§ **GOAL**: In full and without alteration, give the listing again.

++++

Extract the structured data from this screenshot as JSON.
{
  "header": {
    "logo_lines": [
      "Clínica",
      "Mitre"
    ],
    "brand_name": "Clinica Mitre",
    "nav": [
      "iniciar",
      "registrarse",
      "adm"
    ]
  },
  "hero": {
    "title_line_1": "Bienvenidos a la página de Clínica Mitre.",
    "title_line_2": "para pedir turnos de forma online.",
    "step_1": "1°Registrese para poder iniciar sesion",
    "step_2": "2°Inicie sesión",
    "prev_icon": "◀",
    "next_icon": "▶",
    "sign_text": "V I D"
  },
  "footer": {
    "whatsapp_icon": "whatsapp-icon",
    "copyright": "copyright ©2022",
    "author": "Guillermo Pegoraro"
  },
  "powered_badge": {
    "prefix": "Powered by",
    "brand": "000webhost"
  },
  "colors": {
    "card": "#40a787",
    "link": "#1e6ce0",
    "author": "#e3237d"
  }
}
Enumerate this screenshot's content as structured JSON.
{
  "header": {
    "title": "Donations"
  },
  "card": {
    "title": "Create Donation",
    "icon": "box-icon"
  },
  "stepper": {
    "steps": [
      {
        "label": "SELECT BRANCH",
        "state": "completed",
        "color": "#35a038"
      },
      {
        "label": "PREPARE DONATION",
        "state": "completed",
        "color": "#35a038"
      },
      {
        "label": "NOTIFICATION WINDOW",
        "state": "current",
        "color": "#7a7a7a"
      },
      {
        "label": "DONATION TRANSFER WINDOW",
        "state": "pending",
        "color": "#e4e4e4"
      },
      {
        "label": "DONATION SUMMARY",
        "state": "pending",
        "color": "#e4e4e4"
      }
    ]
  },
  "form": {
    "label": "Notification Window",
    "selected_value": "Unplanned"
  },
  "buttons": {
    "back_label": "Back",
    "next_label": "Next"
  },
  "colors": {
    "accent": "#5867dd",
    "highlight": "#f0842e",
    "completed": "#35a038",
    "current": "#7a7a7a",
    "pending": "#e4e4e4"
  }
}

++++

§ **EXERCISE RESPONSE**:
Extract the structured data from this screenshot as JSON.
{
  "header": {
    "logo_lines": [
      "Clínica",
      "Mitre"
    ],
    "brand_name": "Clinica Mitre",
    "nav": [
      "iniciar",
      "registrarse",
      "adm"
    ]
  },
  "hero": {
    "title_line_1": "Bienvenidos a la página de Clínica Mitre.",
    "title_line_2": "para pedir turnos de forma online.",
    "step_1": "1°Registrese para poder iniciar sesion",
    "step_2": "2°Inicie sesión",
    "prev_icon": "◀",
    "next_icon": "▶",
    "sign_text": "V I D"
  },
  "footer": {
    "whatsapp_icon": "whatsapp-icon",
    "copyright": "copyright ©2022",
    "author": "Guillermo Pegoraro"
  },
  "powered_badge": {
    "prefix": "Powered by",
    "brand": "000webhost"
  },
  "colors": {
    "card": "#40a787",
    "link": "#1e6ce0",
    "author": "#e3237d"
  }
}
Enumerate this screenshot's content as structured JSON.
{
  "header": {
    "title": "Donations"
  },
  "card": {
    "title": "Create Donation",
    "icon": "box-icon"
  },
  "stepper": {
    "steps": [
      {
        "label": "SELECT BRANCH",
        "state": "completed",
        "color": "#35a038"
      },
      {
        "label": "PREPARE DONATION",
        "state": "completed",
        "color": "#35a038"
      },
      {
        "label": "NOTIFICATION WINDOW",
        "state": "current",
        "color": "#7a7a7a"
      },
      {
        "label": "DONATION TRANSFER WINDOW",
        "state": "pending",
        "color": "#e4e4e4"
      },
      {
        "label": "DONATION SUMMARY",
        "state": "pending",
        "color": "#e4e4e4"
      }
    ]
  },
  "form": {
    "label": "Notification Window",
    "selected_value": "Unplanned"
  },
  "buttons": {
    "back_label": "Back",
    "next_label": "Next"
  },
  "colors": {
    "accent": "#5867dd",
    "highlight": "#f0842e",
    "completed": "#35a038",
    "current": "#7a7a7a",
    "pending": "#e4e4e4"
  }
}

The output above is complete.